[Listed entries]:
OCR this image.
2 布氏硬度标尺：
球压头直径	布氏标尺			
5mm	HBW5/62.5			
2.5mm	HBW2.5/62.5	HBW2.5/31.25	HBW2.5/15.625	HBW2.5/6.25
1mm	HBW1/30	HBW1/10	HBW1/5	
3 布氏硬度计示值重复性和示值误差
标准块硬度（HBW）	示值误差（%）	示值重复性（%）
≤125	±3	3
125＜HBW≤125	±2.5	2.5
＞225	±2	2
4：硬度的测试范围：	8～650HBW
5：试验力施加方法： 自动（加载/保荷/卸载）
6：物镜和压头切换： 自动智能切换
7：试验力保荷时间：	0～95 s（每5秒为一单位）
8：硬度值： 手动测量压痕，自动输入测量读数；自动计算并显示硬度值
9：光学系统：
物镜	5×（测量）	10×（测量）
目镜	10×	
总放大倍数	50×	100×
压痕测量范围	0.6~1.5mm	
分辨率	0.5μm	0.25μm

[Goal]: Produce an exact copy of the whole listing.

[Correct answer]:
OCR this image.
2 布氏硬度标尺：
球压头直径	布氏标尺			
5mm	HBW5/62.5			
2.5mm	HBW2.5/62.5	HBW2.5/31.25	HBW2.5/15.625	HBW2.5/6.25
1mm	HBW1/30	HBW1/10	HBW1/5	
3 布氏硬度计示值重复性和示值误差
标准块硬度（HBW）	示值误差（%）	示值重复性（%）
≤125	±3	3
125＜HBW≤125	±2.5	2.5
＞225	±2	2
4：硬度的测试范围：	8～650HBW
5：试验力施加方法： 自动（加载/保荷/卸载）
6：物镜和压头切换： 自动智能切换
7：试验力保荷时间：	0～95 s（每5秒为一单位）
8：硬度值： 手动测量压痕，自动输入测量读数；自动计算并显示硬度值
9：光学系统：
物镜	5×（测量）	10×（测量）
目镜	10×	
总放大倍数	50×	100×
压痕测量范围	0.6~1.5mm	
分辨率	0.5μm	0.25μm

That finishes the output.